# Problem details:
Copy out all lines that carry the word "دوران".

# Dataset extract:
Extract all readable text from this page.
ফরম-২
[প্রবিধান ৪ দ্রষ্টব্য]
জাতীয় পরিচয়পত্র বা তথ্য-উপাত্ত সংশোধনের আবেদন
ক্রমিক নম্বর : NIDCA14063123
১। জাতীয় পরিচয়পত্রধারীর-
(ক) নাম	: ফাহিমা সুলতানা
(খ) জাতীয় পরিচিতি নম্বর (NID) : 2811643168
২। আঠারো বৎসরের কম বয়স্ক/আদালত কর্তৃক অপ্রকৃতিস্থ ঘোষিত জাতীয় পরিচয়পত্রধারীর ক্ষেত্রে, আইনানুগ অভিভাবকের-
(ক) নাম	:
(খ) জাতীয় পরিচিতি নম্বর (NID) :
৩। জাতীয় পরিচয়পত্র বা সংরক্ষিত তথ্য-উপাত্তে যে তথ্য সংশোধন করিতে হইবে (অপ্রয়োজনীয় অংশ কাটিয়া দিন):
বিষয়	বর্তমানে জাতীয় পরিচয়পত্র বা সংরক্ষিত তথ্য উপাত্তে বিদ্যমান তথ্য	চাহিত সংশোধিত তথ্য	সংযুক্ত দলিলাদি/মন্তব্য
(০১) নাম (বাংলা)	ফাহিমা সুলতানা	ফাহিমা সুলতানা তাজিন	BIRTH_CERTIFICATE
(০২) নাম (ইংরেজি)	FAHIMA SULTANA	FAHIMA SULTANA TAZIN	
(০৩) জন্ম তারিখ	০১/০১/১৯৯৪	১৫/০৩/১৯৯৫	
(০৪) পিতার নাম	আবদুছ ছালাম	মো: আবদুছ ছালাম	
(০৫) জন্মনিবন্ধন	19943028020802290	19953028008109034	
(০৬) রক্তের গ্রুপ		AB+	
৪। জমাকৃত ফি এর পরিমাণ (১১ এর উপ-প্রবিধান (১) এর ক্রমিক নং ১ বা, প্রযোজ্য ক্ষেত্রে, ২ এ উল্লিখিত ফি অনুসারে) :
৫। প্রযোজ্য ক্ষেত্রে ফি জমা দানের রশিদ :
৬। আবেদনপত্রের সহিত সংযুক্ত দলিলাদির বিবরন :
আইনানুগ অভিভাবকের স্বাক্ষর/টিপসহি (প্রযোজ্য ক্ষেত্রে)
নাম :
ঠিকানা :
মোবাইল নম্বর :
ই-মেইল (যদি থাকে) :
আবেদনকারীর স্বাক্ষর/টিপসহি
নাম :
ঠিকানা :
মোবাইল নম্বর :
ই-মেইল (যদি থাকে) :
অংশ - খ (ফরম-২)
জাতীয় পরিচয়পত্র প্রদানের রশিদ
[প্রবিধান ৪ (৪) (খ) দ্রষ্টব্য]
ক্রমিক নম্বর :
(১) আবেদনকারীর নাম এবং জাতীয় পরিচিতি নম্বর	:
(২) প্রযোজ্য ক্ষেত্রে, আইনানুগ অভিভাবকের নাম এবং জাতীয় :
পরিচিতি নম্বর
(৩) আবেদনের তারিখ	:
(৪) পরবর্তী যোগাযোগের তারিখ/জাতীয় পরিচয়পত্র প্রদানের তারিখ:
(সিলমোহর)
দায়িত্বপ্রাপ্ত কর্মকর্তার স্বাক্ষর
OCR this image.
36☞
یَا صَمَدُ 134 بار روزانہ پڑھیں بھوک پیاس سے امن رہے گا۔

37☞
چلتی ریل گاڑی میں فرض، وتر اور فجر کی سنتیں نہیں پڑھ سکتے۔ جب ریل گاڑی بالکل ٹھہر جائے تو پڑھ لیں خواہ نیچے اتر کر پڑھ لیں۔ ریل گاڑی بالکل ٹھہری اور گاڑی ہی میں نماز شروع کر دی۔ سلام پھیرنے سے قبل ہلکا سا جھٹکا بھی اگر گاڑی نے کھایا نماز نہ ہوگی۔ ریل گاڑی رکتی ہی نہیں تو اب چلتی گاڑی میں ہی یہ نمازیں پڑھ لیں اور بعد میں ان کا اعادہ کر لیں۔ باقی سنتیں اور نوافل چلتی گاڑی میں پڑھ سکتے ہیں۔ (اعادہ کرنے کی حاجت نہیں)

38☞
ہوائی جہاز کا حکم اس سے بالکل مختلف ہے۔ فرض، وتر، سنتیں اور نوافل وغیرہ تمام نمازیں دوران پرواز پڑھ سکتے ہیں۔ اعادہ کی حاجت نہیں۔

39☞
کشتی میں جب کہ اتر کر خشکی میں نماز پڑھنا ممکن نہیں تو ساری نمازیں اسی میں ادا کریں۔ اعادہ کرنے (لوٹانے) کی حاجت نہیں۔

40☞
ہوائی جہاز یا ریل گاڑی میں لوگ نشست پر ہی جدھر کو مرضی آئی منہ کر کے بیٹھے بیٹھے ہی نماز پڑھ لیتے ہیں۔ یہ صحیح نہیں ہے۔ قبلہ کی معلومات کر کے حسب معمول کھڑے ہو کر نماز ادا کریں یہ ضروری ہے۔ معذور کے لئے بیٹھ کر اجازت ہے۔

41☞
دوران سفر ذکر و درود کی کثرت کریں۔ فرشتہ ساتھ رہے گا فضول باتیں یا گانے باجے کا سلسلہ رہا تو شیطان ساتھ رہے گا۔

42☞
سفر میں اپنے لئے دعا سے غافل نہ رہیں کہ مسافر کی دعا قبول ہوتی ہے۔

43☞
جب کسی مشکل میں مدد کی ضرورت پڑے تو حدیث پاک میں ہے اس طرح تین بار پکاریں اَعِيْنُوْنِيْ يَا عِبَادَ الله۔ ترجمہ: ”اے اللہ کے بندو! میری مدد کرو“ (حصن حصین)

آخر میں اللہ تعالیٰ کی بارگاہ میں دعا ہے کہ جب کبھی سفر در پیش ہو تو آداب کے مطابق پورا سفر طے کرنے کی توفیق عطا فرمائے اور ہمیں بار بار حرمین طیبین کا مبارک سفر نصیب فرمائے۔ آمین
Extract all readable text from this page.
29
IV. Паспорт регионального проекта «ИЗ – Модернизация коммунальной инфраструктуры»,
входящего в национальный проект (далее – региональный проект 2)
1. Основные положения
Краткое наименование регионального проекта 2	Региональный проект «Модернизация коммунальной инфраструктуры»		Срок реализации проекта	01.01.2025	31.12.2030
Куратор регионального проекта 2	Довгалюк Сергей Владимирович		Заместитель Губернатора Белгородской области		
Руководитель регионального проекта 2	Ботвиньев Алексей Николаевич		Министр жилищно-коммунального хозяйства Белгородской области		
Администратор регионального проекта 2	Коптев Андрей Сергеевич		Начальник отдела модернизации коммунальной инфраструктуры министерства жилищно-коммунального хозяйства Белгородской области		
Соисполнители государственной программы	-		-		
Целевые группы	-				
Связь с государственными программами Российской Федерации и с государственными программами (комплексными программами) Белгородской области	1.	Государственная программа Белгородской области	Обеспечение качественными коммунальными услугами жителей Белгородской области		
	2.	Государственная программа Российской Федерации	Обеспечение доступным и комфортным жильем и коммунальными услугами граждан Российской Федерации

# Task solution:
ہوائی جہاز کا حکم اس سے بالکل مختلف ہے۔ فرض، وتر، سنتیں اور نوافل وغیرہ تمام نمازیں دوران پرواز پڑھ سکتے ہیں۔ اعادہ کی حاجت نہیں۔
دوران سفر ذکر و درود کی کثرت کریں۔ فرشتہ ساتھ رہے گا فضول باتیں یا گانے باجے کا سلسلہ رہا تو شیطان ساتھ رہے گا۔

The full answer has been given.